• **GIVEN REQUEST**
Would you transcribe the listing that follows, character for character, and omit its images?

Saved entries:
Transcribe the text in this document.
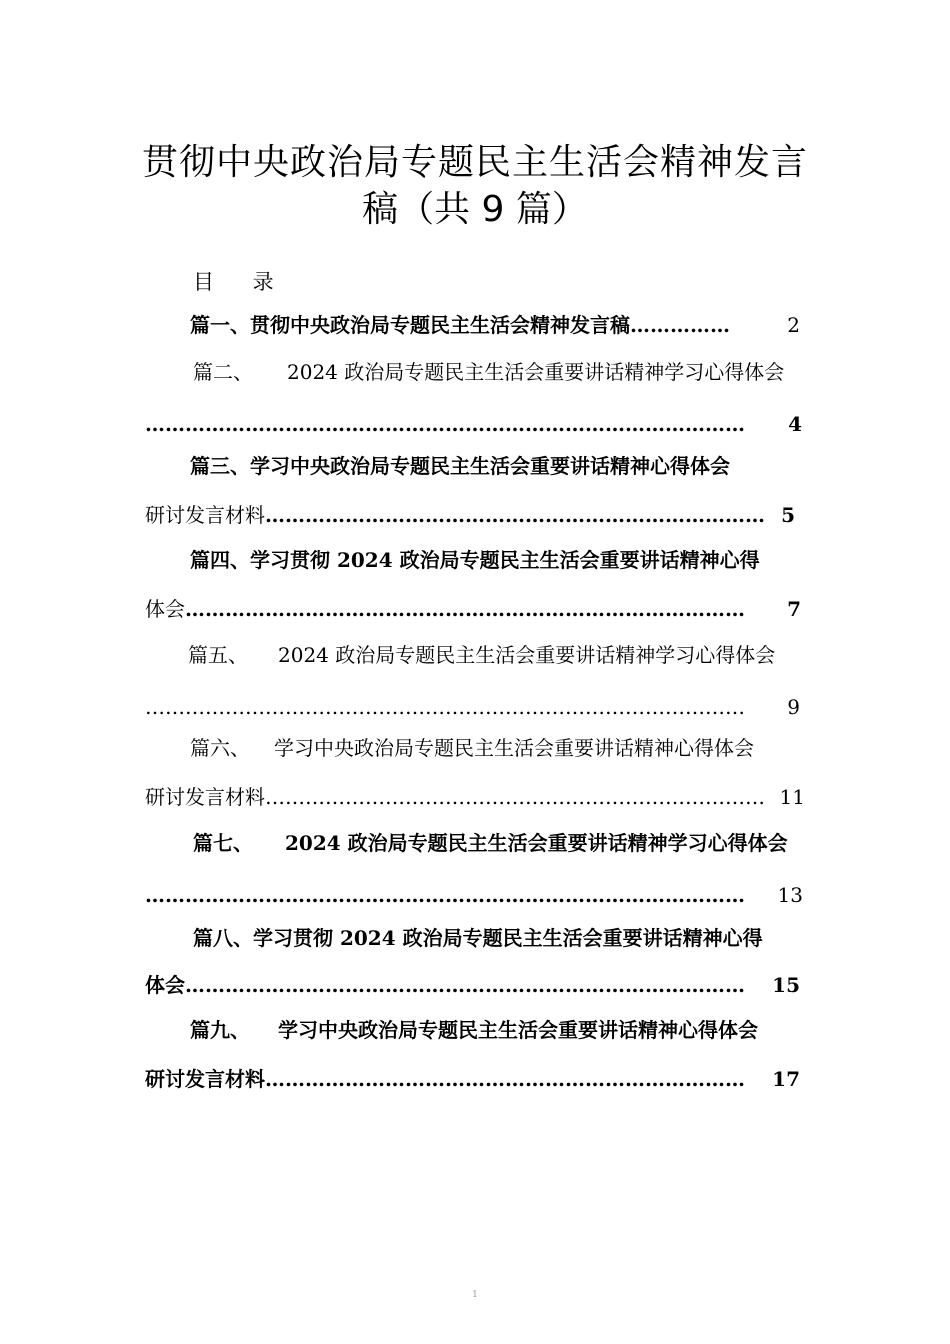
贯彻中央政治局专题民主生活会精神发言
稿（共 9 篇）
目 录
篇一、贯彻中央政治局专题民主生活会精神发言稿 ……………	2
篇二、 2024 政治局专题民主生活会重要讲话精神学习心得体会
………………………………………………………………………………	4
篇三、学习中央政治局专题民主生活会重要讲话精神心得体会
研讨发言材料 ………………………………………………………………… 5
篇四、学习贯彻 2024 政治局专题民主生活会重要讲话精神心得
体会 …………………………………………………………………………	7
篇五、 2024 政治局专题民主生活会重要讲话精神学习心得体会
………………………………………………………………………………	9
篇六、 学习中央政治局专题民主生活会重要讲话精神心得体会
研讨发言材料 ………………………………………………………………… 11
篇七、 2024 政治局专题民主生活会重要讲话精神学习心得体会
………………………………………………………………………………	13
篇八、学习贯彻 2024 政治局专题民主生活会重要讲话精神心得
体会 …………………………………………………………………………	15
篇九、 学习中央政治局专题民主生活会重要讲话精神心得体会
研讨发言材料 ………………………………………………………………	17
1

• **SOLUTION FOR THIS EXERCISE**
Transcribe the text in this document.
贯彻中央政治局专题民主生活会精神发言
稿（共 9 篇）
目 录
篇一、贯彻中央政治局专题民主生活会精神发言稿 ……………	2
篇二、 2024 政治局专题民主生活会重要讲话精神学习心得体会
………………………………………………………………………………	4
篇三、学习中央政治局专题民主生活会重要讲话精神心得体会
研讨发言材料 ………………………………………………………………… 5
篇四、学习贯彻 2024 政治局专题民主生活会重要讲话精神心得
体会 …………………………………………………………………………	7
篇五、 2024 政治局专题民主生活会重要讲话精神学习心得体会
………………………………………………………………………………	9
篇六、 学习中央政治局专题民主生活会重要讲话精神心得体会
研讨发言材料 ………………………………………………………………… 11
篇七、 2024 政治局专题民主生活会重要讲话精神学习心得体会
………………………………………………………………………………	13
篇八、学习贯彻 2024 政治局专题民主生活会重要讲话精神心得
体会 …………………………………………………………………………	15
篇九、 学习中央政治局专题民主生活会重要讲话精神心得体会
研讨发言材料 ………………………………………………………………	17
1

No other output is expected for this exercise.